[YOUR OBJECTIVE] Retype the listing that follows, exactly as written.

[Extracts from a graphics dataset]
--------

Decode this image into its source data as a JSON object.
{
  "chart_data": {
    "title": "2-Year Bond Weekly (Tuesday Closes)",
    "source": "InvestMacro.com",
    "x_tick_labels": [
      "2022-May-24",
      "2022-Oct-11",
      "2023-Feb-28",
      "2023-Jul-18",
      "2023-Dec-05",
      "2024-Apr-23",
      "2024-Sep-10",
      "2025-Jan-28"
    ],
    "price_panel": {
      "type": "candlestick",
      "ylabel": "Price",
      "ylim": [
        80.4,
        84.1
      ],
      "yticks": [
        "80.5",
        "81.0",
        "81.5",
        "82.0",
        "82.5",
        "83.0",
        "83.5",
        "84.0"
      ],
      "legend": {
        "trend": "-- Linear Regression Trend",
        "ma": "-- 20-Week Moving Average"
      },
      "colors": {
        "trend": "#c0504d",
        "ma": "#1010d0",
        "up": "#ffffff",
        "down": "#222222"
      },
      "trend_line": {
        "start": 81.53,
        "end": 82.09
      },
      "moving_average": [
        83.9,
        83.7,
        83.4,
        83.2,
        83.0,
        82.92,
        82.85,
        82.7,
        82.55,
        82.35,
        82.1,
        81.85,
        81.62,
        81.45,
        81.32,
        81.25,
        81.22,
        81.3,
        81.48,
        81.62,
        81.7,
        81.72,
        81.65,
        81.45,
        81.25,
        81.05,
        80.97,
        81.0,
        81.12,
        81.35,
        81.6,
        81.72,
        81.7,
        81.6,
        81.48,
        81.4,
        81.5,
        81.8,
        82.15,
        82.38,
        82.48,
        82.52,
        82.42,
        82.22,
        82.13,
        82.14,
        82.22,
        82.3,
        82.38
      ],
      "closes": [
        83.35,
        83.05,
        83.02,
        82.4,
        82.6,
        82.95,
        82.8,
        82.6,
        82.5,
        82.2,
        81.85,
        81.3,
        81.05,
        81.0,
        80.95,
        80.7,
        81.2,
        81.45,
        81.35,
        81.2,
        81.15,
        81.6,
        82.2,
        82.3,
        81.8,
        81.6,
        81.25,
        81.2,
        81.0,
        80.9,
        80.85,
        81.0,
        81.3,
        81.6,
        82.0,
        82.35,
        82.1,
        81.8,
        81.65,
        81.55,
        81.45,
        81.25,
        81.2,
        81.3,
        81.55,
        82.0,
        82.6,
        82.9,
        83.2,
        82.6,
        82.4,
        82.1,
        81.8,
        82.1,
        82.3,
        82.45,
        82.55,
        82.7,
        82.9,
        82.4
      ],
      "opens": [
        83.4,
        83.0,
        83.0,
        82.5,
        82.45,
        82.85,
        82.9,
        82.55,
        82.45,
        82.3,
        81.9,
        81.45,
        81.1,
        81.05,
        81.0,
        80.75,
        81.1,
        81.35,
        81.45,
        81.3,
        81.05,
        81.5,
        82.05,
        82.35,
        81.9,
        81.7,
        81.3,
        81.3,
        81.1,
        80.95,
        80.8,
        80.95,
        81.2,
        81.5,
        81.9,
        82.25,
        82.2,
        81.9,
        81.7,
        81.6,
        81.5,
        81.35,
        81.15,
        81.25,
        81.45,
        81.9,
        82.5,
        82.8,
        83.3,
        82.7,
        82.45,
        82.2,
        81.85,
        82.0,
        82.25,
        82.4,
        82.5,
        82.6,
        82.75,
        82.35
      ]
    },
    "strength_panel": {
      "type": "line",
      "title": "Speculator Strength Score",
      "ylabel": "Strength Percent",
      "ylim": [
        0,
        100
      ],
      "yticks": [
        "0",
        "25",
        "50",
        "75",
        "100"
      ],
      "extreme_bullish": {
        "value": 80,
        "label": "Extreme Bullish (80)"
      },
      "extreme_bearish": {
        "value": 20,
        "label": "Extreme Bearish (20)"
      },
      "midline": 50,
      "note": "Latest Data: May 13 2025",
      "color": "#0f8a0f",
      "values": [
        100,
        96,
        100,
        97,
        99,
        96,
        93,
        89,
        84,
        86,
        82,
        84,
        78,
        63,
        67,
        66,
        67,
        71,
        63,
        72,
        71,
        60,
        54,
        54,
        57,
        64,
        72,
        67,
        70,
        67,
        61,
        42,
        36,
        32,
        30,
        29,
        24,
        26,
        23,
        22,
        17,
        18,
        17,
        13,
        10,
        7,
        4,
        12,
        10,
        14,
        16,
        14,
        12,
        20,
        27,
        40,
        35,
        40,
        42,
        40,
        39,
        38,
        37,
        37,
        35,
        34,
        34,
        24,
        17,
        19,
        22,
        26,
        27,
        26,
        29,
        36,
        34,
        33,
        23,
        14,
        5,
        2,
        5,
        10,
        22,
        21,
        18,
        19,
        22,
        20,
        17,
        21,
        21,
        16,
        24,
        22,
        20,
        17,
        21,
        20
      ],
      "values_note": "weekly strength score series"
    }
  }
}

--------

[FINISHED ANSWER]
Decode this image into its source data as a JSON object.
{
  "chart_data": {
    "title": "2-Year Bond Weekly (Tuesday Closes)",
    "source": "InvestMacro.com",
    "x_tick_labels": [
      "2022-May-24",
      "2022-Oct-11",
      "2023-Feb-28",
      "2023-Jul-18",
      "2023-Dec-05",
      "2024-Apr-23",
      "2024-Sep-10",
      "2025-Jan-28"
    ],
    "price_panel": {
      "type": "candlestick",
      "ylabel": "Price",
      "ylim": [
        80.4,
        84.1
      ],
      "yticks": [
        "80.5",
        "81.0",
        "81.5",
        "82.0",
        "82.5",
        "83.0",
        "83.5",
        "84.0"
      ],
      "legend": {
        "trend": "-- Linear Regression Trend",
        "ma": "-- 20-Week Moving Average"
      },
      "colors": {
        "trend": "#c0504d",
        "ma": "#1010d0",
        "up": "#ffffff",
        "down": "#222222"
      },
      "trend_line": {
        "start": 81.53,
        "end": 82.09
      },
      "moving_average": [
        83.9,
        83.7,
        83.4,
        83.2,
        83.0,
        82.92,
        82.85,
        82.7,
        82.55,
        82.35,
        82.1,
        81.85,
        81.62,
        81.45,
        81.32,
        81.25,
        81.22,
        81.3,
        81.48,
        81.62,
        81.7,
        81.72,
        81.65,
        81.45,
        81.25,
        81.05,
        80.97,
        81.0,
        81.12,
        81.35,
        81.6,
        81.72,
        81.7,
        81.6,
        81.48,
        81.4,
        81.5,
        81.8,
        82.15,
        82.38,
        82.48,
        82.52,
        82.42,
        82.22,
        82.13,
        82.14,
        82.22,
        82.3,
        82.38
      ],
      "closes": [
        83.35,
        83.05,
        83.02,
        82.4,
        82.6,
        82.95,
        82.8,
        82.6,
        82.5,
        82.2,
        81.85,
        81.3,
        81.05,
        81.0,
        80.95,
        80.7,
        81.2,
        81.45,
        81.35,
        81.2,
        81.15,
        81.6,
        82.2,
        82.3,
        81.8,
        81.6,
        81.25,
        81.2,
        81.0,
        80.9,
        80.85,
        81.0,
        81.3,
        81.6,
        82.0,
        82.35,
        82.1,
        81.8,
        81.65,
        81.55,
        81.45,
        81.25,
        81.2,
        81.3,
        81.55,
        82.0,
        82.6,
        82.9,
        83.2,
        82.6,
        82.4,
        82.1,
        81.8,
        82.1,
        82.3,
        82.45,
        82.55,
        82.7,
        82.9,
        82.4
      ],
      "opens": [
        83.4,
        83.0,
        83.0,
        82.5,
        82.45,
        82.85,
        82.9,
        82.55,
        82.45,
        82.3,
        81.9,
        81.45,
        81.1,
        81.05,
        81.0,
        80.75,
        81.1,
        81.35,
        81.45,
        81.3,
        81.05,
        81.5,
        82.05,
        82.35,
        81.9,
        81.7,
        81.3,
        81.3,
        81.1,
        80.95,
        80.8,
        80.95,
        81.2,
        81.5,
        81.9,
        82.25,
        82.2,
        81.9,
        81.7,
        81.6,
        81.5,
        81.35,
        81.15,
        81.25,
        81.45,
        81.9,
        82.5,
        82.8,
        83.3,
        82.7,
        82.45,
        82.2,
        81.85,
        82.0,
        82.25,
        82.4,
        82.5,
        82.6,
        82.75,
        82.35
      ]
    },
    "strength_panel": {
      "type": "line",
      "title": "Speculator Strength Score",
      "ylabel": "Strength Percent",
      "ylim": [
        0,
        100
      ],
      "yticks": [
        "0",
        "25",
        "50",
        "75",
        "100"
      ],
      "extreme_bullish": {
        "value": 80,
        "label": "Extreme Bullish (80)"
      },
      "extreme_bearish": {
        "value": 20,
        "label": "Extreme Bearish (20)"
      },
      "midline": 50,
      "note": "Latest Data: May 13 2025",
      "color": "#0f8a0f",
      "values": [
        100,
        96,
        100,
        97,
        99,
        96,
        93,
        89,
        84,
        86,
        82,
        84,
        78,
        63,
        67,
        66,
        67,
        71,
        63,
        72,
        71,
        60,
        54,
        54,
        57,
        64,
        72,
        67,
        70,
        67,
        61,
        42,
        36,
        32,
        30,
        29,
        24,
        26,
        23,
        22,
        17,
        18,
        17,
        13,
        10,
        7,
        4,
        12,
        10,
        14,
        16,
        14,
        12,
        20,
        27,
        40,
        35,
        40,
        42,
        40,
        39,
        38,
        37,
        37,
        35,
        34,
        34,
        24,
        17,
        19,
        22,
        26,
        27,
        26,
        29,
        36,
        34,
        33,
        23,
        14,
        5,
        2,
        5,
        10,
        22,
        21,
        18,
        19,
        22,
        20,
        17,
        21,
        21,
        16,
        24,
        22,
        20,
        17,
        21,
        20
      ],
      "values_note": "weekly strength score series"
    }
  }
}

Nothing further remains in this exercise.